* start *

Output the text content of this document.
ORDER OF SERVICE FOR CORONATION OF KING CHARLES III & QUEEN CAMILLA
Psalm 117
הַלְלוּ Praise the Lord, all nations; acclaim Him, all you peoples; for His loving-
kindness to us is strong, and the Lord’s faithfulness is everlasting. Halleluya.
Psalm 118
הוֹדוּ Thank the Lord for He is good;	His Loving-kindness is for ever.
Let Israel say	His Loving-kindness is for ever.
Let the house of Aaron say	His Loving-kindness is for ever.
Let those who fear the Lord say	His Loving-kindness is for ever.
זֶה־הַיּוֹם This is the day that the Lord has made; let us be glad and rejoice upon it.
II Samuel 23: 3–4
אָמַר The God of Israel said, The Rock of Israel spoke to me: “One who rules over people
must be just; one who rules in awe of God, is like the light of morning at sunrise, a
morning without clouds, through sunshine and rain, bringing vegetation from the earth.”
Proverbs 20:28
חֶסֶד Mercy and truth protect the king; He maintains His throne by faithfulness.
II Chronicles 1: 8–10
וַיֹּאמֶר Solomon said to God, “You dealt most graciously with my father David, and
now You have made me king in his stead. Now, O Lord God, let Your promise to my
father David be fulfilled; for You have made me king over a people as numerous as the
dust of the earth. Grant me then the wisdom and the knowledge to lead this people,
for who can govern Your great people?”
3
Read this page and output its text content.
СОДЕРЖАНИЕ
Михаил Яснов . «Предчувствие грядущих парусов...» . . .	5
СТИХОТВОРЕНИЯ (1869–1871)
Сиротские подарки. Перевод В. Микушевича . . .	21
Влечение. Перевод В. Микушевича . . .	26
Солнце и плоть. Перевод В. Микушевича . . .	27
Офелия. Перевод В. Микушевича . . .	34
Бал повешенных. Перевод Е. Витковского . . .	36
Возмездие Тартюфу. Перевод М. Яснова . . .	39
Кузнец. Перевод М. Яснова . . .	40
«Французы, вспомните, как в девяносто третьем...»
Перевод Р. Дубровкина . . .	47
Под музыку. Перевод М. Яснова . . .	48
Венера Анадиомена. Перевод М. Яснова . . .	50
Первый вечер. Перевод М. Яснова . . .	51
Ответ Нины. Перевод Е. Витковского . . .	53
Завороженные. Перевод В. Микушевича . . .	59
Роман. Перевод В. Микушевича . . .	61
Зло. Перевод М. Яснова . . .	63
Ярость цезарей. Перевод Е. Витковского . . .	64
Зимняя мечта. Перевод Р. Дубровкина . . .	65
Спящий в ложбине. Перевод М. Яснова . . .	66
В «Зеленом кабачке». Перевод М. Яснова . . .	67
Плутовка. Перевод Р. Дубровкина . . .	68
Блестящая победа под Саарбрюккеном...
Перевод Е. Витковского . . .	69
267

* end *

PROBLEM DETAILS: Which lines contain "have"? Copy each of them.

SOLUTION FOR THIS PROBLEM:
now You have made me king in his stead. Now, O Lord God, let Your promise to my
father David be fulfilled; for You have made me king over a people as numerous as the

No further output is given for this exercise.